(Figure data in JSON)
++++++++

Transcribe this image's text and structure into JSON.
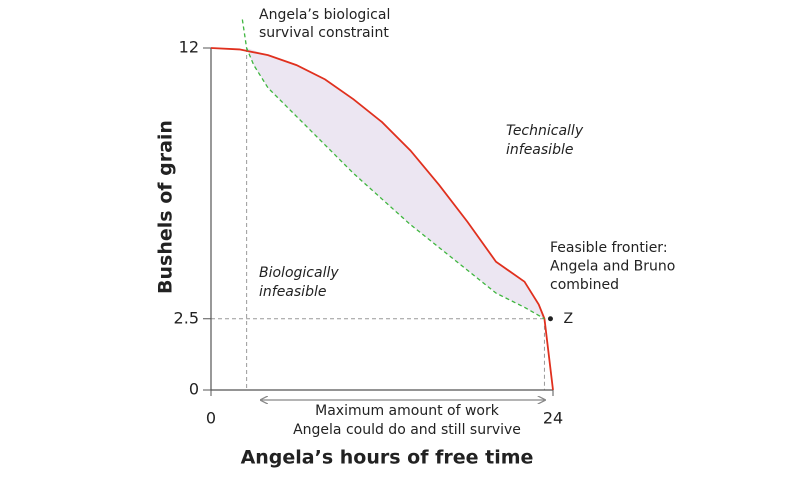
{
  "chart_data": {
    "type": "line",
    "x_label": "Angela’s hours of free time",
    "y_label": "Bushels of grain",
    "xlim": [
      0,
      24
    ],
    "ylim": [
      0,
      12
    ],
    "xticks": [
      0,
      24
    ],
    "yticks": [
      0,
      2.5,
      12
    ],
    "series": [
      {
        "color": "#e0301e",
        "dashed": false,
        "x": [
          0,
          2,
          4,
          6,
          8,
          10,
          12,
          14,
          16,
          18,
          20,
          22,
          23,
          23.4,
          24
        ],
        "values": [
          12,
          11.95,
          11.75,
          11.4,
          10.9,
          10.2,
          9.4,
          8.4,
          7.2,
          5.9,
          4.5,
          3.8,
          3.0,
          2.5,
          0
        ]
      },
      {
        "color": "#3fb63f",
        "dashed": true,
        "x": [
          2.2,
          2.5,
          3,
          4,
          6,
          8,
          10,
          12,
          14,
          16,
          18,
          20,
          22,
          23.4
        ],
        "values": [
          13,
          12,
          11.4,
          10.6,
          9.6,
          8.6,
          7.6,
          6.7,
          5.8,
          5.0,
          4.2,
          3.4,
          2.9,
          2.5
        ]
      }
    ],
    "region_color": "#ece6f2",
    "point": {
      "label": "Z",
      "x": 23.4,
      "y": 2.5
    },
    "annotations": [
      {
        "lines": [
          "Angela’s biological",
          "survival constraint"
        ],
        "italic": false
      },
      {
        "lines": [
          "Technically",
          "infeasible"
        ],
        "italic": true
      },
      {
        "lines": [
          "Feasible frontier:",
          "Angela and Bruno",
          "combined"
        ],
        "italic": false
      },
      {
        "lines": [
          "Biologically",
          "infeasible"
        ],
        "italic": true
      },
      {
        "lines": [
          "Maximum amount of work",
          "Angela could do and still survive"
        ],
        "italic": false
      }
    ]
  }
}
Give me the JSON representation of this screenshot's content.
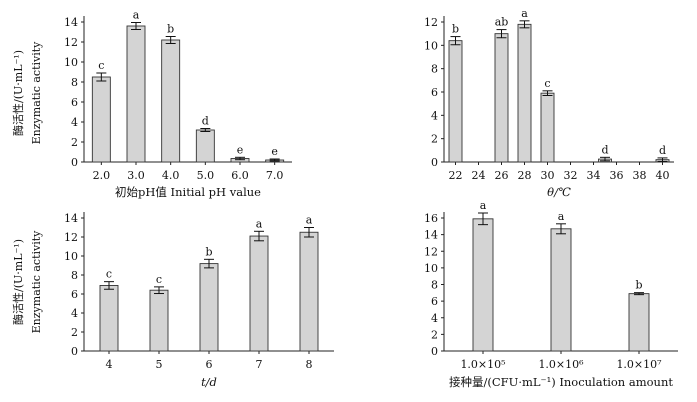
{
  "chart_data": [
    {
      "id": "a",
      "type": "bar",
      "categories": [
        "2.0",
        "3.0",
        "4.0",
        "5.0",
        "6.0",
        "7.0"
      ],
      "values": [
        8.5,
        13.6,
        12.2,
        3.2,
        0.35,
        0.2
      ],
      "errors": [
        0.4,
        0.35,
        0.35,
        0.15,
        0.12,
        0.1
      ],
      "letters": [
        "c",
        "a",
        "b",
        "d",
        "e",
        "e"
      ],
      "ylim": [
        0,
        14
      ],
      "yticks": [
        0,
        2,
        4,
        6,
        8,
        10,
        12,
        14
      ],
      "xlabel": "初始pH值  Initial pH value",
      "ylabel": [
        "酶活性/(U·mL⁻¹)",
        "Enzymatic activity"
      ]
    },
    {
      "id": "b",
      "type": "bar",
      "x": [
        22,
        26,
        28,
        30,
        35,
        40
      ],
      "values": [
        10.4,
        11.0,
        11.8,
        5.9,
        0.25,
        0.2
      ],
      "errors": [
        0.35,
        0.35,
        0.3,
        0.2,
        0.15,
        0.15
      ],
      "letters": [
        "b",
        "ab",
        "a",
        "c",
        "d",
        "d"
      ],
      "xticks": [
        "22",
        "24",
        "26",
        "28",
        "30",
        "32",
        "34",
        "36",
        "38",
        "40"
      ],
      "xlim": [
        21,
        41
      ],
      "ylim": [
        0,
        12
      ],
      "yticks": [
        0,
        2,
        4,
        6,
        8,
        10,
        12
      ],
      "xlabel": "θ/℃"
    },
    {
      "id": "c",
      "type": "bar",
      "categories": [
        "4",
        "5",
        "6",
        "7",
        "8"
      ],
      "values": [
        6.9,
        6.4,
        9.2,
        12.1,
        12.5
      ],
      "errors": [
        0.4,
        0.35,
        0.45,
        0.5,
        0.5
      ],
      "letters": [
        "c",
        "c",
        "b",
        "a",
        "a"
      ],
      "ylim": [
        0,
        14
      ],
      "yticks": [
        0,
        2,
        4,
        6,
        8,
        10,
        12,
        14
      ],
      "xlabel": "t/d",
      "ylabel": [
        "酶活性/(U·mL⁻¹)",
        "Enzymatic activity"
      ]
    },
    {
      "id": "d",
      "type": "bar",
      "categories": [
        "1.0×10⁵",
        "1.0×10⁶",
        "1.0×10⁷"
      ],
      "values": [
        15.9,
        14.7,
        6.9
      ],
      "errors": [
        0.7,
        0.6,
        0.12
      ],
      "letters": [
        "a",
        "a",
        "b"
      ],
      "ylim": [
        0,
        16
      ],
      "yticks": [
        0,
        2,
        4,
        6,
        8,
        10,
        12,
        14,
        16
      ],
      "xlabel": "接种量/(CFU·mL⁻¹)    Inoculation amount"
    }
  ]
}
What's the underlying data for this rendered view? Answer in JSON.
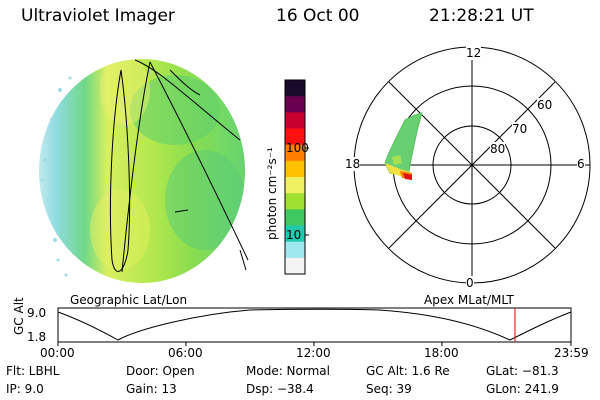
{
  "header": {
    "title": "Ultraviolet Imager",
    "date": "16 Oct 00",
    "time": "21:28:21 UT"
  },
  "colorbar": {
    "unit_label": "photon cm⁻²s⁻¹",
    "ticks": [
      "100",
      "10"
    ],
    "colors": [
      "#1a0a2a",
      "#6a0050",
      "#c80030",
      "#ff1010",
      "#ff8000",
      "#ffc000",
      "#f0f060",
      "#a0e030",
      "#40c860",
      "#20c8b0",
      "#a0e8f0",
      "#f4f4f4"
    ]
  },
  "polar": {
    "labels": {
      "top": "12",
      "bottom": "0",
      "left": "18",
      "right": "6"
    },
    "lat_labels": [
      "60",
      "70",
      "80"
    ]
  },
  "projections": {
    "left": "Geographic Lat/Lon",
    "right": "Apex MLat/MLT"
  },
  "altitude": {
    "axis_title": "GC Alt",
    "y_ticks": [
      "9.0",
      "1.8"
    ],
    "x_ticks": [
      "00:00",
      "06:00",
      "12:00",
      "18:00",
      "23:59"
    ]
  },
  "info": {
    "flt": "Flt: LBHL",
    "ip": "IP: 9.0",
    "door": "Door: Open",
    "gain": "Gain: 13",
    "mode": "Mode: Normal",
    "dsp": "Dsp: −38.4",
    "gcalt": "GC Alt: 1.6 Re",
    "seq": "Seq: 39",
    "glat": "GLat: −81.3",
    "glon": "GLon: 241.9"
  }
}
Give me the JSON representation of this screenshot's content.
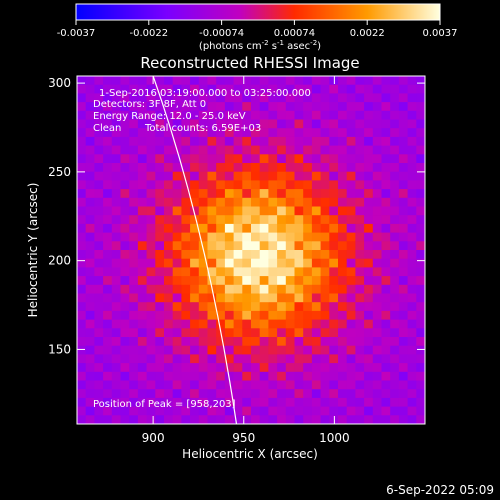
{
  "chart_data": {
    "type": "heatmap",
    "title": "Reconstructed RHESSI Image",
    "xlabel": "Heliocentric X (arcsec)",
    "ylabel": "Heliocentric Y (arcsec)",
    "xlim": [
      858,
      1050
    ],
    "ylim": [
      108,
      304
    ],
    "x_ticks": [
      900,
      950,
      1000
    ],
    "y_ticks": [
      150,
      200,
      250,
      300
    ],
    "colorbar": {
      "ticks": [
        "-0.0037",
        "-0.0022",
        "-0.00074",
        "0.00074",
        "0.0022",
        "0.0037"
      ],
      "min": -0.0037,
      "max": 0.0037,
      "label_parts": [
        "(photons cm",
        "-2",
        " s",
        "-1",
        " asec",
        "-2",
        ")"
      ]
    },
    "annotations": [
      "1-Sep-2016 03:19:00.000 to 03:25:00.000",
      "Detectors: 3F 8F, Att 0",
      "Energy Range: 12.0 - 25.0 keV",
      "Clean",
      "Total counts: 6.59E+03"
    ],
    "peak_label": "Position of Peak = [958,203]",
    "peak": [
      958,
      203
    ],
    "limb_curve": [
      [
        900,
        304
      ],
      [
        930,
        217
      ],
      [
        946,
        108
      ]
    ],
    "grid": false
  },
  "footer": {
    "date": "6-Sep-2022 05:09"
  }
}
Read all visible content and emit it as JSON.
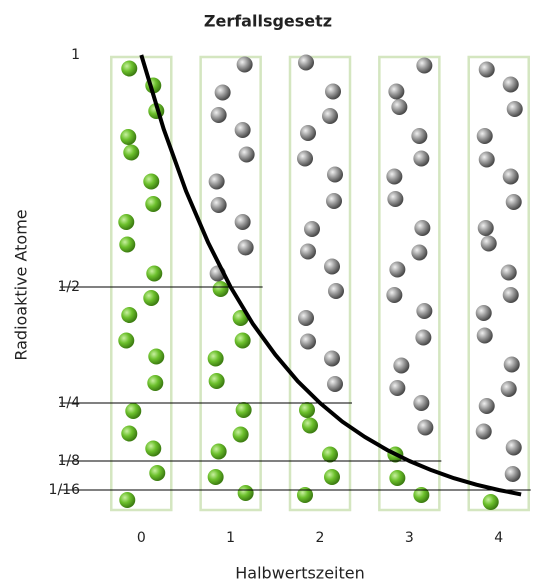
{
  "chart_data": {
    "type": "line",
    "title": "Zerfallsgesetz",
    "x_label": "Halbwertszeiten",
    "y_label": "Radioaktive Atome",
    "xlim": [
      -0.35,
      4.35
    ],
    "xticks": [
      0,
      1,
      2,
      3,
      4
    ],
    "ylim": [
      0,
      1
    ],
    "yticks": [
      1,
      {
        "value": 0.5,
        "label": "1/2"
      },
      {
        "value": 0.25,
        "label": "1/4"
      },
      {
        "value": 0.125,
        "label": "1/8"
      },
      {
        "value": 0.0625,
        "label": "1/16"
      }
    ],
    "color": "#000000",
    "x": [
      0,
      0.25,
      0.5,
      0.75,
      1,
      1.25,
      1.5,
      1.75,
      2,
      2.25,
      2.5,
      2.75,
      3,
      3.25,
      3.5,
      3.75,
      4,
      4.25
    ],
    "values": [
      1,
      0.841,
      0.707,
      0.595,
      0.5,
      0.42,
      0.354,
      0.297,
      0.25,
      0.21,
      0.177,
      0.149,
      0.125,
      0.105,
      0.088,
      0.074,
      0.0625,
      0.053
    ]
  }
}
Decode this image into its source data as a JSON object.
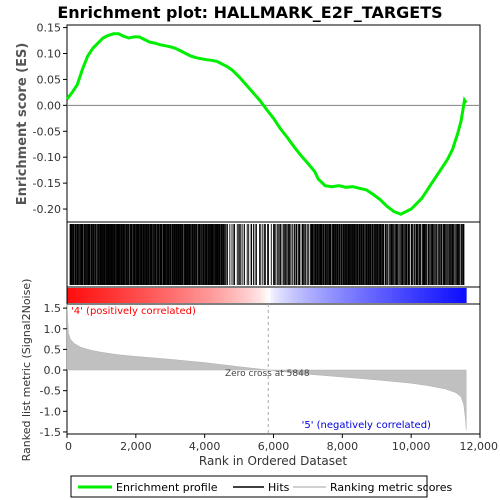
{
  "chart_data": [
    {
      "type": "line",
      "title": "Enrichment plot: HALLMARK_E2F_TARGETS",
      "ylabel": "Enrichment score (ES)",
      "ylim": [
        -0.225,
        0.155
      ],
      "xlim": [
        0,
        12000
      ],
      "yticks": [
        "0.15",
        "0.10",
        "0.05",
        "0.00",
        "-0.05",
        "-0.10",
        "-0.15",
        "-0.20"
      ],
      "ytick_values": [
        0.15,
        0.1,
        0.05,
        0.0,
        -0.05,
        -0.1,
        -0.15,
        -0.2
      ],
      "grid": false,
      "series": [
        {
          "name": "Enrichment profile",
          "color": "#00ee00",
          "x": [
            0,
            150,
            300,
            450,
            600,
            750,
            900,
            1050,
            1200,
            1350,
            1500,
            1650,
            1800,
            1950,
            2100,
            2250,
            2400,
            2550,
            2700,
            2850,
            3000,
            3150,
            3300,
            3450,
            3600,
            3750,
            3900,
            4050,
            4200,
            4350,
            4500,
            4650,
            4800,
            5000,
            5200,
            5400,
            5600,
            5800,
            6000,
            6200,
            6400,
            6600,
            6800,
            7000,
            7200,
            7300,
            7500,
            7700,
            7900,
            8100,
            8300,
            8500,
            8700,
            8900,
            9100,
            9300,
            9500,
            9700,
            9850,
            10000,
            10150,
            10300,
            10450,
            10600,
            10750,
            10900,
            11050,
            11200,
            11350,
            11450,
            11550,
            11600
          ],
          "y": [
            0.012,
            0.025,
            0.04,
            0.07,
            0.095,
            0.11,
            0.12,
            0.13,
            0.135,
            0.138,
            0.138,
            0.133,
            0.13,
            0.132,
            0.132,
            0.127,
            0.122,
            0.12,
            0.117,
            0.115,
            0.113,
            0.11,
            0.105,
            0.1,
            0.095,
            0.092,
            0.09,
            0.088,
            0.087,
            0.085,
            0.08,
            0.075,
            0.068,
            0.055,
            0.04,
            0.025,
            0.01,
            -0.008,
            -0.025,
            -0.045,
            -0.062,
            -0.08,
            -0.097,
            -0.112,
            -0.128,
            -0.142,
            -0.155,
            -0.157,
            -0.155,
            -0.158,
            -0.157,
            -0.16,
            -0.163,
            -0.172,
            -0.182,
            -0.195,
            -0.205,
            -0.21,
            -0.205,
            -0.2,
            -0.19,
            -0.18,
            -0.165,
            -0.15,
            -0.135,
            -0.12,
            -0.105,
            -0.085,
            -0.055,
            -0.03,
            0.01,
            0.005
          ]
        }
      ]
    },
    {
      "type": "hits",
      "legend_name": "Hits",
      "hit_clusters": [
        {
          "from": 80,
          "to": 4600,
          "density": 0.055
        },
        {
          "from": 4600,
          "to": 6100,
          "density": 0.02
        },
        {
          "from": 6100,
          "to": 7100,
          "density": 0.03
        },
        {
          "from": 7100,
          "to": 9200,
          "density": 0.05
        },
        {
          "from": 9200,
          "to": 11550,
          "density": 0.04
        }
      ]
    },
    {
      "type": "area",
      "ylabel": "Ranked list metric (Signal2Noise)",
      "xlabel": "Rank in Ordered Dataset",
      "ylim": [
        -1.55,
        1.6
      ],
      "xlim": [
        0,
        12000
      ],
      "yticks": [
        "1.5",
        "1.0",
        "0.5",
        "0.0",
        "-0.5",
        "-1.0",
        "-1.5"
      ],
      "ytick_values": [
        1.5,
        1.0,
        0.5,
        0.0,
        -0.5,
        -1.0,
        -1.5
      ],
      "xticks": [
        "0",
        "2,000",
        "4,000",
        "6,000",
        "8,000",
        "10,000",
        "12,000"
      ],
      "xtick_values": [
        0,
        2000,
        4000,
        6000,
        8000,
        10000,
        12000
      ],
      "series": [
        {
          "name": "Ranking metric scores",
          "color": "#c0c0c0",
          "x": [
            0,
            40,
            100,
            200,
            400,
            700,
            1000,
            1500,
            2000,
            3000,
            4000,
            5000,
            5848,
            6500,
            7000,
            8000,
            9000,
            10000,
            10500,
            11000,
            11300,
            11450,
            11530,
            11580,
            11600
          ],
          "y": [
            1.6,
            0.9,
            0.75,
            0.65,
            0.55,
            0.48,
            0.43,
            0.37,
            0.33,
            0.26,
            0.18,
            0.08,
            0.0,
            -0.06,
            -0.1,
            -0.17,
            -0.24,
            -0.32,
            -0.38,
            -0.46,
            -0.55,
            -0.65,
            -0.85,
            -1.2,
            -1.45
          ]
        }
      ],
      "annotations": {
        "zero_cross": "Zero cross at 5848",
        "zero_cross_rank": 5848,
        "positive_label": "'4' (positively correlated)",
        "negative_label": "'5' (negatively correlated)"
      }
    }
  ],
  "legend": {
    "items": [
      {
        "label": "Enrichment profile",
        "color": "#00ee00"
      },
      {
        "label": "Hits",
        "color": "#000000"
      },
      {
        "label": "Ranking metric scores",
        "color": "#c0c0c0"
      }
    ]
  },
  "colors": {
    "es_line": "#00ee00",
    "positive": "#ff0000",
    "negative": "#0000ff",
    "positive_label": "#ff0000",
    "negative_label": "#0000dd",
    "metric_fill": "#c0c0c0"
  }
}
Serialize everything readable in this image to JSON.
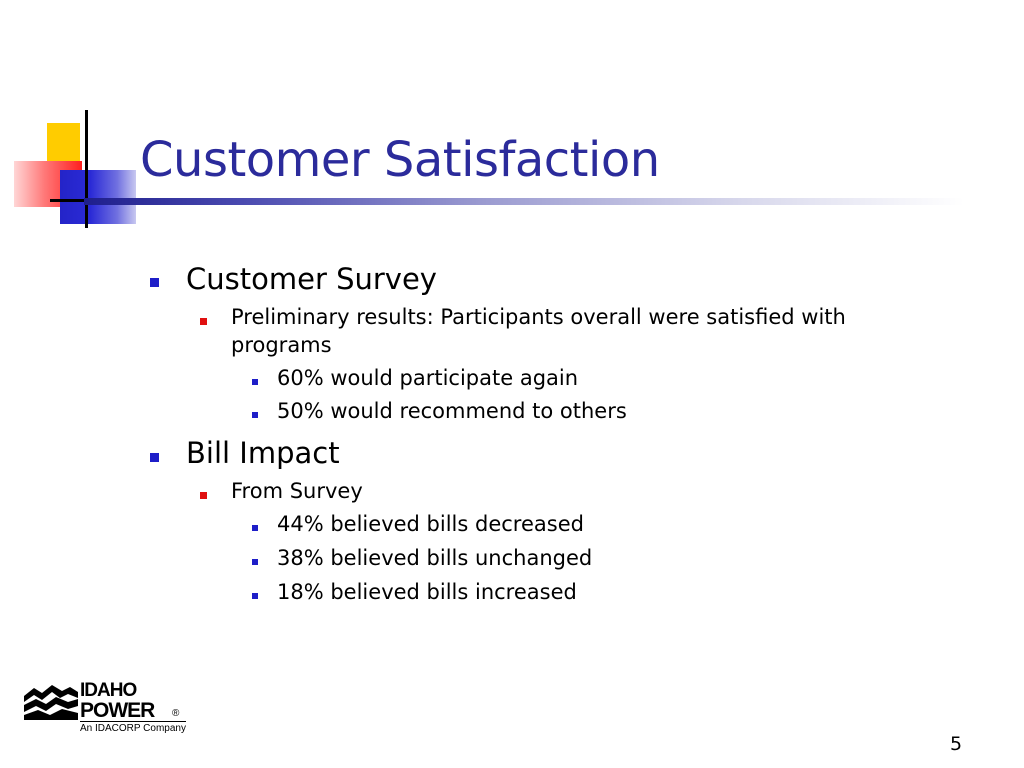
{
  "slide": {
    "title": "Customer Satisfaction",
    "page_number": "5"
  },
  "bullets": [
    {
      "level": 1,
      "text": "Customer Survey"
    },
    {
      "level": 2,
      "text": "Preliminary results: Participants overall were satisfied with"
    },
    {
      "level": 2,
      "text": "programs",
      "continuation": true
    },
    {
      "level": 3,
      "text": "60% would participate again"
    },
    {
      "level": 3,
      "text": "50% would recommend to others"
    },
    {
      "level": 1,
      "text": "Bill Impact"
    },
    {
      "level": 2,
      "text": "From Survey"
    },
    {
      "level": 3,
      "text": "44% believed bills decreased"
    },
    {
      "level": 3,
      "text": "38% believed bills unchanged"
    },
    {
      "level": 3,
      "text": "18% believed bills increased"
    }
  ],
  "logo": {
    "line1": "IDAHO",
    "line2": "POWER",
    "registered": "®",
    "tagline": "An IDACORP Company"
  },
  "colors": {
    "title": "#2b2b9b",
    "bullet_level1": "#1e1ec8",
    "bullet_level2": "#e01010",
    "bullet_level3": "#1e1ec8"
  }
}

++++++++

_WORK TO BE COMPLETED_: List all lines from the entries that include the word "profile".

_TASK RESULT_:
          "name": "Enrichment profile",
        "label": "Enrichment profile",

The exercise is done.